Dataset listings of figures
****************************************

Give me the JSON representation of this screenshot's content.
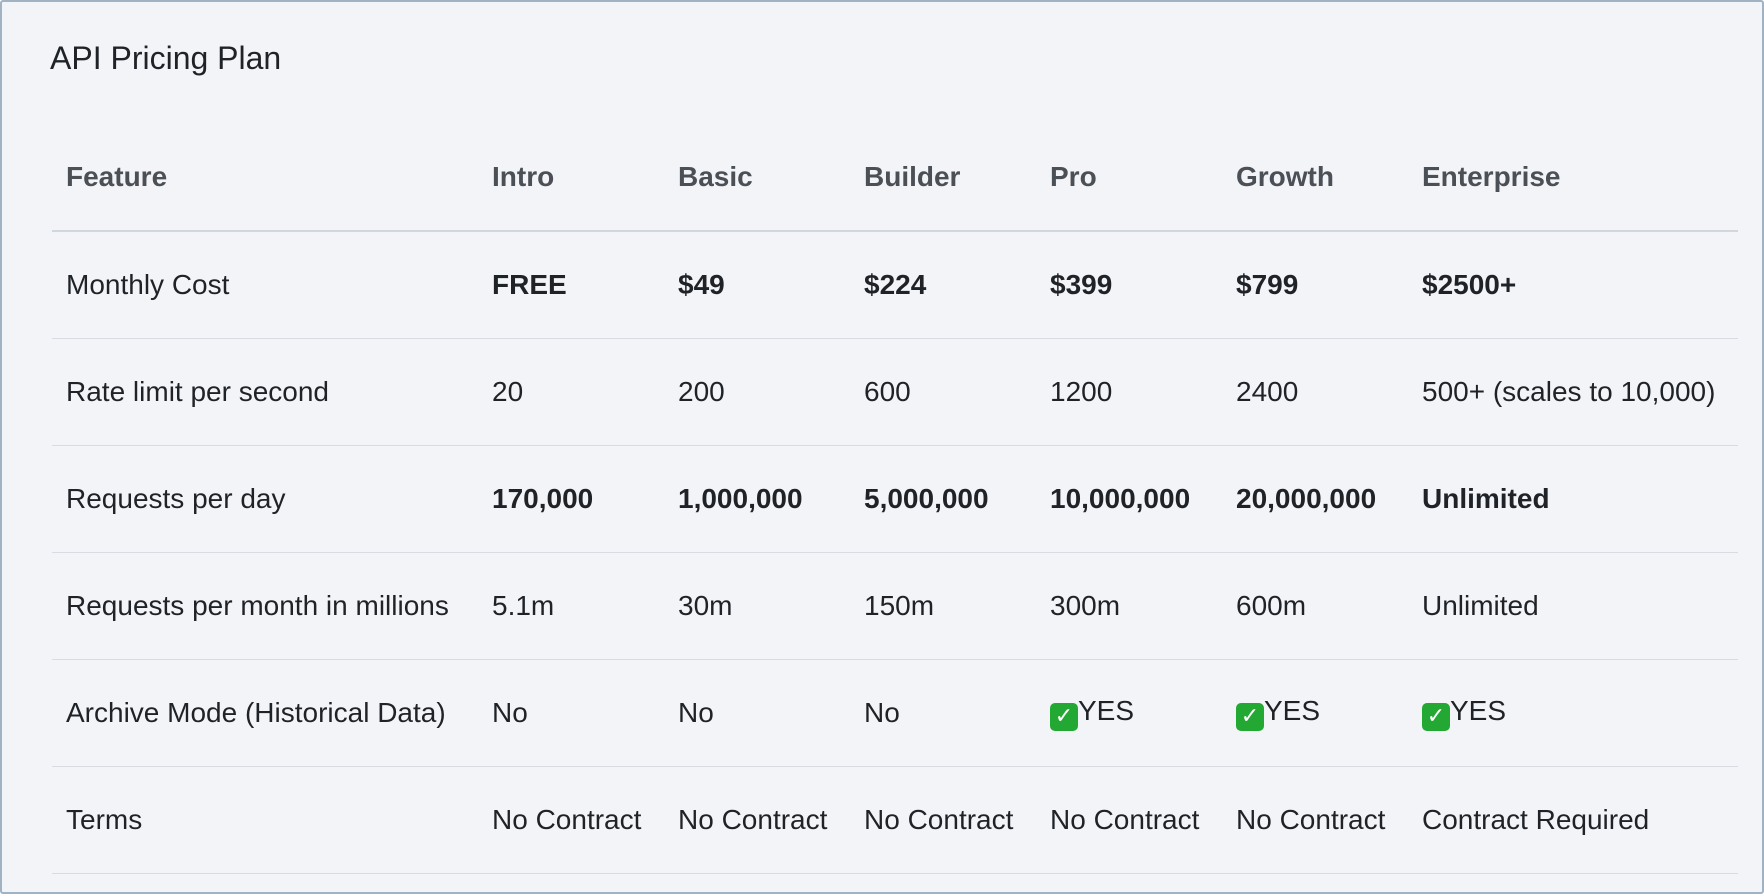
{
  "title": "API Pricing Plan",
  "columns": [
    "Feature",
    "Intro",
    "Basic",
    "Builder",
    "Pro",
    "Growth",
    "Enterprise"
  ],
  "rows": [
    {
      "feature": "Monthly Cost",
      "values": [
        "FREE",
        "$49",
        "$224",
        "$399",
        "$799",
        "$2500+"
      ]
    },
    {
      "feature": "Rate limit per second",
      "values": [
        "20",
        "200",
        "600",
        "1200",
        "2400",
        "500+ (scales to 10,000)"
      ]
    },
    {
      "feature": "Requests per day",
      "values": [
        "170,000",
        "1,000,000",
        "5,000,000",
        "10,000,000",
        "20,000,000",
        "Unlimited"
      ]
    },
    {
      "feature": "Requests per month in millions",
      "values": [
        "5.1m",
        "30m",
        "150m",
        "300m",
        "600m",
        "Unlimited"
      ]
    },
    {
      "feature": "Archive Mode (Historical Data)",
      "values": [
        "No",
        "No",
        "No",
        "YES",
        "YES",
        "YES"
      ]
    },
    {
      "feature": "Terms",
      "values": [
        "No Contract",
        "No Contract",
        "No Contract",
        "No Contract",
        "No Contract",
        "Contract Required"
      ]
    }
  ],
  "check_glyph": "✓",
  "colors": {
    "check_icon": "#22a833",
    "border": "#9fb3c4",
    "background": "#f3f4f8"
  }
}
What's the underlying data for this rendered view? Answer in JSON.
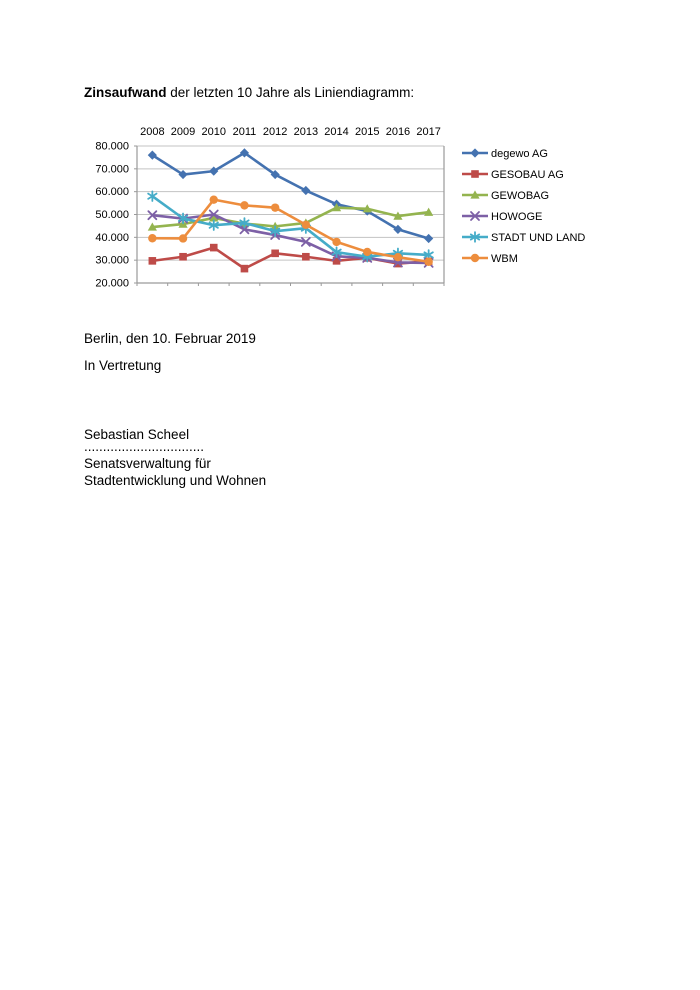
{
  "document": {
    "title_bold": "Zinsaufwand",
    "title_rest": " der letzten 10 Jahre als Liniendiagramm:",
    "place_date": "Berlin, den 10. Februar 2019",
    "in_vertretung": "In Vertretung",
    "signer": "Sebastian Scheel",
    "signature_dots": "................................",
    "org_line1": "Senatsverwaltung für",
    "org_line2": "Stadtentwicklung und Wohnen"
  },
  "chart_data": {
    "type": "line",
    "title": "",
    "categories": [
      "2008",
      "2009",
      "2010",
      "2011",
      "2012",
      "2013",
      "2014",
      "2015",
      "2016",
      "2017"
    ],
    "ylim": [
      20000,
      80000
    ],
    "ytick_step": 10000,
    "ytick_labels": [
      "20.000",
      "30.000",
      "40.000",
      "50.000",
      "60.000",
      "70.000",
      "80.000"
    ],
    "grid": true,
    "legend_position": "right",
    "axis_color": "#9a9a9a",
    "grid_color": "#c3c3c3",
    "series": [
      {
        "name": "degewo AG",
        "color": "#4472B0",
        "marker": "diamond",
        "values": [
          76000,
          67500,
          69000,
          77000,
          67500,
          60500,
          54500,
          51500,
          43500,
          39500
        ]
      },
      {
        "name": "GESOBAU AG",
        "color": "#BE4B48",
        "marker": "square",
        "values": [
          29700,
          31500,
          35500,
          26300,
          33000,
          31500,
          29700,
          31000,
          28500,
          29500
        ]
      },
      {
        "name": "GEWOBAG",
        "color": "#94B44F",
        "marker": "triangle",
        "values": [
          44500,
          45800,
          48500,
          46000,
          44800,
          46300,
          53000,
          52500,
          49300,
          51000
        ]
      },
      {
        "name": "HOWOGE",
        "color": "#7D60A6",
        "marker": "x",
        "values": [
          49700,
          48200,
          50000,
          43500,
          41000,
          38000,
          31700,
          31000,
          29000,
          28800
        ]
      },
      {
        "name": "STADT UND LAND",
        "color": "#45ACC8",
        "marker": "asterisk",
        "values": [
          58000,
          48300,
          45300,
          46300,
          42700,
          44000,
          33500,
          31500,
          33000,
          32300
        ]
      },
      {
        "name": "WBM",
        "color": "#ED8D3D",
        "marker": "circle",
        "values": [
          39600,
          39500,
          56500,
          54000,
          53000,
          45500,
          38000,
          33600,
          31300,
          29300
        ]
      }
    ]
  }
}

****************************************

STATED PROBLEM
Copy out the lines that hold "JSON".

THE ANSWER
Give me the JSON representation of this screenshot's content.
What's the underlying data for this rendered view? Answer in JSON.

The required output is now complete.